— WHAT YOU NEED TO DO —
Return every line of the data below that includes the string "Развитие".

— INFORMATION GIVEN —
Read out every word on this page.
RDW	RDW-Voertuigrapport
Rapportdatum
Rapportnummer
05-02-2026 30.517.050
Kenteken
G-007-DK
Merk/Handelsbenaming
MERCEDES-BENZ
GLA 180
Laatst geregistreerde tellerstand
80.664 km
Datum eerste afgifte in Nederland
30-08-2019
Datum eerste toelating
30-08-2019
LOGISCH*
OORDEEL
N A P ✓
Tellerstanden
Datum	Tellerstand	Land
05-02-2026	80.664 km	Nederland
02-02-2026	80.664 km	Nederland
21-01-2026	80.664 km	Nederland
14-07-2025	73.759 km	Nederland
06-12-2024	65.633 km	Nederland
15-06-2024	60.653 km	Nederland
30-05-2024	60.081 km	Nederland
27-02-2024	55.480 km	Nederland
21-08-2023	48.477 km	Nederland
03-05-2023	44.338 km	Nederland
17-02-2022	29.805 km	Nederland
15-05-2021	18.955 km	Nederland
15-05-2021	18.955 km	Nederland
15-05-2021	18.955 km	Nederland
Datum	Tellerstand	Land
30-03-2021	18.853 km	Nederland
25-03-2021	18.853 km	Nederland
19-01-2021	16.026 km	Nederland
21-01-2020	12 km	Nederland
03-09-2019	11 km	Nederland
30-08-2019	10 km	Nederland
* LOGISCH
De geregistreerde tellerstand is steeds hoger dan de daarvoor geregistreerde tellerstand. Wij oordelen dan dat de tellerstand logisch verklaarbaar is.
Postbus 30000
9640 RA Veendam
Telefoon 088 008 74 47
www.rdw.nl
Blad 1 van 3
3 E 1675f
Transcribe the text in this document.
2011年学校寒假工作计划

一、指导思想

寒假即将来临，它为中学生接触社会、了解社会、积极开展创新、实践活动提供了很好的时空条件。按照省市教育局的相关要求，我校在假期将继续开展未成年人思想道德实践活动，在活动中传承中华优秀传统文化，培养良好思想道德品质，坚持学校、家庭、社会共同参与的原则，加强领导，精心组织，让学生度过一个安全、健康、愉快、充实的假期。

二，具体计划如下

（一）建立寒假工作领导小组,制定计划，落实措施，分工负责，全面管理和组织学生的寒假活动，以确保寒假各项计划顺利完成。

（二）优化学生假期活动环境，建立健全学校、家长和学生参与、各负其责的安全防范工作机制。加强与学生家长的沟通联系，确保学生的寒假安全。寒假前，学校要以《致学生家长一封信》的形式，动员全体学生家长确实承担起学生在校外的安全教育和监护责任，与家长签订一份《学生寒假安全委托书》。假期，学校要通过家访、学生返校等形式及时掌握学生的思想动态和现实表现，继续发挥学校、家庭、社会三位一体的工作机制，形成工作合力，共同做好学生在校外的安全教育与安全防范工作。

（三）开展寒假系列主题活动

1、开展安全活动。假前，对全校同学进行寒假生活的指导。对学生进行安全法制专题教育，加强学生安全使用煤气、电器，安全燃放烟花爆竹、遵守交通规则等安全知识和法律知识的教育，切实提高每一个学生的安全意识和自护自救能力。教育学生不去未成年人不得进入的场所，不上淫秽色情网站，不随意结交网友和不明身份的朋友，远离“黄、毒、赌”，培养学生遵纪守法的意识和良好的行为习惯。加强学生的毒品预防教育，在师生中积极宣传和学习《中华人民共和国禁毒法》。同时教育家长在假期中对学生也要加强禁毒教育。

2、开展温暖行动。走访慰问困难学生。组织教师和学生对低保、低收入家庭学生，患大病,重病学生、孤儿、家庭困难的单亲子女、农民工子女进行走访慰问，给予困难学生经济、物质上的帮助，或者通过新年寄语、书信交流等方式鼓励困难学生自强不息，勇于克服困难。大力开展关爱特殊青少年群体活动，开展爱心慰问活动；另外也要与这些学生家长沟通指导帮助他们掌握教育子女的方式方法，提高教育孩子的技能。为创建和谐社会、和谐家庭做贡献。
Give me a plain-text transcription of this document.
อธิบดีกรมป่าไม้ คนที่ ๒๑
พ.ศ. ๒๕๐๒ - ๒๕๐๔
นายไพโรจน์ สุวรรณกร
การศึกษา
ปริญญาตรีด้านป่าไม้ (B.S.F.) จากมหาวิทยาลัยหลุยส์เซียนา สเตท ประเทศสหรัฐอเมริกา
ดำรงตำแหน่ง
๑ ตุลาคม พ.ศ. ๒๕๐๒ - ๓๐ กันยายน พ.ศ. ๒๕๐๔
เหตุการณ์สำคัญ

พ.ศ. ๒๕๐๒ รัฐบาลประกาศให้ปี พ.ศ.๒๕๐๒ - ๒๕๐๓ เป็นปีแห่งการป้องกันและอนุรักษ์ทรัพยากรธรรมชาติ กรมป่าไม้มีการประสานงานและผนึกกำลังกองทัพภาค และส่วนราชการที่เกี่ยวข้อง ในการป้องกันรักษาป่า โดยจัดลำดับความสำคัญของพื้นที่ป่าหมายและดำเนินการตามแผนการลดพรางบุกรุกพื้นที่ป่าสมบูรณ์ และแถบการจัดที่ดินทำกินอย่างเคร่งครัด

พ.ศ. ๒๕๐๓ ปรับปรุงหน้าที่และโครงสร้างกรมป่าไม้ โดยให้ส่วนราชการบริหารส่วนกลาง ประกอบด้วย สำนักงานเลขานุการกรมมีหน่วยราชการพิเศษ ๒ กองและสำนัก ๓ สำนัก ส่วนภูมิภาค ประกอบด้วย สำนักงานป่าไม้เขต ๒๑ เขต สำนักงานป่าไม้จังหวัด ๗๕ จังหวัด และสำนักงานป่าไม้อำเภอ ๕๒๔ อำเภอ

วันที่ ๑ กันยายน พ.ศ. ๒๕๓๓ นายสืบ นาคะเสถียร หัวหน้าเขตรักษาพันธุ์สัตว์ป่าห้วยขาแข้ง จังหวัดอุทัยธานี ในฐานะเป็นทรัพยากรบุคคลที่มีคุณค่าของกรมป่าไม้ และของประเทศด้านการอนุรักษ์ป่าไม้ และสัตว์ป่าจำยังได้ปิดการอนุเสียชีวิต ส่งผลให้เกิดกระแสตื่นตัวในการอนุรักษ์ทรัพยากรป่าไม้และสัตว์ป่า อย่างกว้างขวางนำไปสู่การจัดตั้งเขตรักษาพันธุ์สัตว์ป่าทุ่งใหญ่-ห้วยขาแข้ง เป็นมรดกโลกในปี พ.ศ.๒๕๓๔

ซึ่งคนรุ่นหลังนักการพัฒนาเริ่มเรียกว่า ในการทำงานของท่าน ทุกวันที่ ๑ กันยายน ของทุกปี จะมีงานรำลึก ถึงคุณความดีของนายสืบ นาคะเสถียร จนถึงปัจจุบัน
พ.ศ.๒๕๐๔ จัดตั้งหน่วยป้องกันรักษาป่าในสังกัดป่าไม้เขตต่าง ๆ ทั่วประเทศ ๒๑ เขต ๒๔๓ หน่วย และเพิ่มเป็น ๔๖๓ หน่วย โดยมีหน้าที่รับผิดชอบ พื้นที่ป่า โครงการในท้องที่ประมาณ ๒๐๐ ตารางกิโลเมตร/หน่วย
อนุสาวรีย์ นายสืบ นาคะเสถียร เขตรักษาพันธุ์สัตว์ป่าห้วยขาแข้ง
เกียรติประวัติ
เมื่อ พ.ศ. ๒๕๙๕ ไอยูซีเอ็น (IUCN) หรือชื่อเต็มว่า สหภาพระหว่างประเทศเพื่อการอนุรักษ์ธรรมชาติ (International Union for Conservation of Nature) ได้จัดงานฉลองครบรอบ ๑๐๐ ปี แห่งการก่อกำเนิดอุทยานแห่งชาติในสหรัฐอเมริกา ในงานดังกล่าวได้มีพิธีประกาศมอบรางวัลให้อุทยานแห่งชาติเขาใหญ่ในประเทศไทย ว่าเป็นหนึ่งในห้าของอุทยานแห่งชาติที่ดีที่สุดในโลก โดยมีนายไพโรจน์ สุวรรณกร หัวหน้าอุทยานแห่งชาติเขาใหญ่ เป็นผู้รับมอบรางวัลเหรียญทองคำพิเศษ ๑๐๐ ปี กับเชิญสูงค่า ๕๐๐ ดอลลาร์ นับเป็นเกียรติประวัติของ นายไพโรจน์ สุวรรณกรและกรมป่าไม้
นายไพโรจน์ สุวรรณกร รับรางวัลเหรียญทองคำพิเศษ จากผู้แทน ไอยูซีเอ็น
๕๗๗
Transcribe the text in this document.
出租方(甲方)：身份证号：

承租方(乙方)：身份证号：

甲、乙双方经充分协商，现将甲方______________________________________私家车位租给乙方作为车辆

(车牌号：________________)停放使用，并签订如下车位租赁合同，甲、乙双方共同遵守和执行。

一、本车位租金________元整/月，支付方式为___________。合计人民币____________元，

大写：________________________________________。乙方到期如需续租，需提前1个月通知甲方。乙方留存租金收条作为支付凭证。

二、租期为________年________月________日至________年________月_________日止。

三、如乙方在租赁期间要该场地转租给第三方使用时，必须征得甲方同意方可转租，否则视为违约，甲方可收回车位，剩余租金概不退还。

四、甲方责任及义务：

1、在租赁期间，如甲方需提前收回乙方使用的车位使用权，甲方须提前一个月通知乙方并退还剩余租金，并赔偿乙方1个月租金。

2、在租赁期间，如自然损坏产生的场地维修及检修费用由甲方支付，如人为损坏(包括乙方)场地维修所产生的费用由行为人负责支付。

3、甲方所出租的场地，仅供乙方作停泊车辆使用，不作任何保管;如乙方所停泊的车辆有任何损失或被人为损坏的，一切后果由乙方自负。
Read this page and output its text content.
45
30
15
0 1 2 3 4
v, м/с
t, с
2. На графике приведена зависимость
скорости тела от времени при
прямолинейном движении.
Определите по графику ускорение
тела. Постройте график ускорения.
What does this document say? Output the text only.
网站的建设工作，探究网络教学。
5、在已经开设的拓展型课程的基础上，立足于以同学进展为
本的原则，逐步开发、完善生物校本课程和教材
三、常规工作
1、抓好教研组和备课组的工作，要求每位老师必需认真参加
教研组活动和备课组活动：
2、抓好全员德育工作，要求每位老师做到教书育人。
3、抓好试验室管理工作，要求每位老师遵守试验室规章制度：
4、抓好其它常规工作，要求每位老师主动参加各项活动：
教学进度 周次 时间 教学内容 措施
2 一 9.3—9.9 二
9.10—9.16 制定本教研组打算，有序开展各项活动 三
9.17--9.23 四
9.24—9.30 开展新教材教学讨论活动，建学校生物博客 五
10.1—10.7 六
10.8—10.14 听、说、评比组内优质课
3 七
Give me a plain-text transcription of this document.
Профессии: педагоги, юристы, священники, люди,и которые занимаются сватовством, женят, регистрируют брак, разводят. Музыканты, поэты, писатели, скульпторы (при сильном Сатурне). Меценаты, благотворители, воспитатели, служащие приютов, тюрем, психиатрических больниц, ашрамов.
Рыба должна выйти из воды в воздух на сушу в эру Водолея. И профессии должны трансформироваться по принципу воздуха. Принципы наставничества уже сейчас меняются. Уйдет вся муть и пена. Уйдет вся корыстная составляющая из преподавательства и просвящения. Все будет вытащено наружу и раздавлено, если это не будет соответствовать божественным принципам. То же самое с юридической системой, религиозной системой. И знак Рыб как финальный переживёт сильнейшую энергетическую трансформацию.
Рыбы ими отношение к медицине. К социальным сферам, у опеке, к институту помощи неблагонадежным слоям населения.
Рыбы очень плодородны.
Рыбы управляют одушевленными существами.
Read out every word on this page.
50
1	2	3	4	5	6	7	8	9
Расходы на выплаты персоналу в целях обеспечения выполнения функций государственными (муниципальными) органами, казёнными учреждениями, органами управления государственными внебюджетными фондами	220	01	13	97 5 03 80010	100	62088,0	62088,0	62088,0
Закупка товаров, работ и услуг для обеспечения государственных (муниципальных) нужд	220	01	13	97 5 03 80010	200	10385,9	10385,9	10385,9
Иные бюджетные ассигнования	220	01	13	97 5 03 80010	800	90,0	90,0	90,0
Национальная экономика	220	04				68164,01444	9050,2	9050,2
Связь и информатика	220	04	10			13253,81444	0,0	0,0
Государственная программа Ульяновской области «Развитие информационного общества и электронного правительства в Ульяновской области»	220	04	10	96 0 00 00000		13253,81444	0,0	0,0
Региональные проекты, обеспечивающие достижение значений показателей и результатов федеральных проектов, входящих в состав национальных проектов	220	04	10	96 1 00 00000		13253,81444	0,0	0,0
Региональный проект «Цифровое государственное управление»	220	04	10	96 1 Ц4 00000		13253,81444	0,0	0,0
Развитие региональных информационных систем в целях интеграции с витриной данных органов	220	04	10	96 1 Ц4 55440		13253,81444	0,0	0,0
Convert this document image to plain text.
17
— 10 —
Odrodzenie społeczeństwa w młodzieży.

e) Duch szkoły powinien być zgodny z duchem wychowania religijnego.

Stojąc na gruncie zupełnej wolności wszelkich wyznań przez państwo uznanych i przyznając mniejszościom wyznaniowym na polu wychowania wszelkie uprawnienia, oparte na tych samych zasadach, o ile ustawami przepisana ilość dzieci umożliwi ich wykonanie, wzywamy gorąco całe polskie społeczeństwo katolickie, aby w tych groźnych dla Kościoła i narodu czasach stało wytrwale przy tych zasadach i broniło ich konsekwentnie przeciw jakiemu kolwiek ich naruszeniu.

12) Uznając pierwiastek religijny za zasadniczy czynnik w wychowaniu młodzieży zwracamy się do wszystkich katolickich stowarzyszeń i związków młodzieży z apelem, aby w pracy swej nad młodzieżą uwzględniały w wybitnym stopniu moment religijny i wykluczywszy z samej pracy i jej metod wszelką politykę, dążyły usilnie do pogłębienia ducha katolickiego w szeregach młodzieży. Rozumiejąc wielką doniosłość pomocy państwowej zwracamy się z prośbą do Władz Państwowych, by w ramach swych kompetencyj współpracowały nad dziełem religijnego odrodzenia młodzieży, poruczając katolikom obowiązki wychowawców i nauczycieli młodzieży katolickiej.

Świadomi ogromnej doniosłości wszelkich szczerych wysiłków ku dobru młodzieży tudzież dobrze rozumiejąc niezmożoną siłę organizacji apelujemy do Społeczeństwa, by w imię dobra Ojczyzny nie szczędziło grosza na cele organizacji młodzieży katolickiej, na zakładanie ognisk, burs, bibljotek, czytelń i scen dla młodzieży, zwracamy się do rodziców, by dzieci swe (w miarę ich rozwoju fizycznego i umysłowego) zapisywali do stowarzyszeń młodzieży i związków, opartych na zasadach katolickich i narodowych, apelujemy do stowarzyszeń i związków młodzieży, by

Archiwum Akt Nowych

— FINAL RESULT —
Государственная программа Ульяновской области «Развитие информационного общества и электронного правительства в Ульяновской области»	220	04	10	96 0 00 00000		13253,81444	0,0	0,0
Развитие региональных информационных систем в целях интеграции с витриной данных органов	220	04	10	96 1 Ц4 55440		13253,81444	0,0	0,0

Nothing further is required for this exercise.